# TASK DETAILS
Gather each line of the records where "Stadtwerke" appears.

# GIVEN DATA
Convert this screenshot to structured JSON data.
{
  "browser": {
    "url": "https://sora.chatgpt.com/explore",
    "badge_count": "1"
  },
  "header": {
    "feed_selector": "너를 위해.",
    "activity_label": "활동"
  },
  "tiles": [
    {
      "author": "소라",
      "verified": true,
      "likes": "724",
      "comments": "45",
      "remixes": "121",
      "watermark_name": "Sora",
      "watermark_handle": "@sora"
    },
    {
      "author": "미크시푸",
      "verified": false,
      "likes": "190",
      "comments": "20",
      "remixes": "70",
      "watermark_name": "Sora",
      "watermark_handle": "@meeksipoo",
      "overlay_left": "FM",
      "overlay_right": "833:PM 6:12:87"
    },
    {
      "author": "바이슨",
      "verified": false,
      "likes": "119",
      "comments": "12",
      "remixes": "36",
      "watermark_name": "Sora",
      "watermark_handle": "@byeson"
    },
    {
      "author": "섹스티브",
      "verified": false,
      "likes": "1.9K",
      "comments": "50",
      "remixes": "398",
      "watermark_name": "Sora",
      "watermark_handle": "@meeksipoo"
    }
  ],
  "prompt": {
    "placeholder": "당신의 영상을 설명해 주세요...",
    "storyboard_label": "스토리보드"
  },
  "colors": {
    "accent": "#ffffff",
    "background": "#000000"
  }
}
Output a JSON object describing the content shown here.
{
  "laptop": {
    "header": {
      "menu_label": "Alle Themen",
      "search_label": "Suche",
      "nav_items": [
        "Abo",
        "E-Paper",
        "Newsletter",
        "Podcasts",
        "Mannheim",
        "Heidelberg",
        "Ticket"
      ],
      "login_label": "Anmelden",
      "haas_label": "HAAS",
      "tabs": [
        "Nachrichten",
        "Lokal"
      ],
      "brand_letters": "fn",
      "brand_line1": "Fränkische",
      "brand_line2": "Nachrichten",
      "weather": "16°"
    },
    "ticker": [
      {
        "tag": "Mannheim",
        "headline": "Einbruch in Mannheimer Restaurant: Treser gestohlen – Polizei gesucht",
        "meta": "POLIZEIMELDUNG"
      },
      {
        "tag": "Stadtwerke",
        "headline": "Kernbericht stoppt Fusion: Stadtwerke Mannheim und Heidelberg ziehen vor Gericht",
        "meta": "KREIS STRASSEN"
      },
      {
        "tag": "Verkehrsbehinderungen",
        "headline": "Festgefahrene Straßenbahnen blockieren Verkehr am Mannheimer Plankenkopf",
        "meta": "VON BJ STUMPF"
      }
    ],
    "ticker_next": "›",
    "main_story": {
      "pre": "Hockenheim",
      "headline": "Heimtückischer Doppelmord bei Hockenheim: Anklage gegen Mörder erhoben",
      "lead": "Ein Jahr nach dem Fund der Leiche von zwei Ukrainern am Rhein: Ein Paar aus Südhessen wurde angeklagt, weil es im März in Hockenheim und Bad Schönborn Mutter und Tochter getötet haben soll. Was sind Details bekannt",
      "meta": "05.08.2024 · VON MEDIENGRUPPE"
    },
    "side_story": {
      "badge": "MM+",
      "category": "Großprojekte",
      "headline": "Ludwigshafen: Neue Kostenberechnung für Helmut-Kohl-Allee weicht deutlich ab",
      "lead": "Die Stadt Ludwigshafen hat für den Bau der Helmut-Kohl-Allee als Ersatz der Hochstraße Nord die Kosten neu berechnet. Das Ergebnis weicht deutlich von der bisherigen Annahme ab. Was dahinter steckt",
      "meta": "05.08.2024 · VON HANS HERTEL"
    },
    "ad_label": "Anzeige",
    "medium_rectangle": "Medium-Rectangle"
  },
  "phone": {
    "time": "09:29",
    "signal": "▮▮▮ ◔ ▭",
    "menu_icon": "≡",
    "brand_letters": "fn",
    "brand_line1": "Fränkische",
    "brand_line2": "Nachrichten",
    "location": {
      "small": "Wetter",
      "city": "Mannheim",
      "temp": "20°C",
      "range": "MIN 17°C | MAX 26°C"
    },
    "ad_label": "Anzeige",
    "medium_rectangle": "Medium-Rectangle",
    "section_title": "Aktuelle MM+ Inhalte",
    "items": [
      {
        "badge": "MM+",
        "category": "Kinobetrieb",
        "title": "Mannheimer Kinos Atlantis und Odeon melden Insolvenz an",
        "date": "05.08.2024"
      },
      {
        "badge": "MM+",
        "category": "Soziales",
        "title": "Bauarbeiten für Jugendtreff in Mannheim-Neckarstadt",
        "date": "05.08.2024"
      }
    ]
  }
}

# ANSWER BELOW
        "tag": "Stadtwerke",
        "headline": "Kernbericht stoppt Fusion: Stadtwerke Mannheim und Heidelberg ziehen vor Gericht",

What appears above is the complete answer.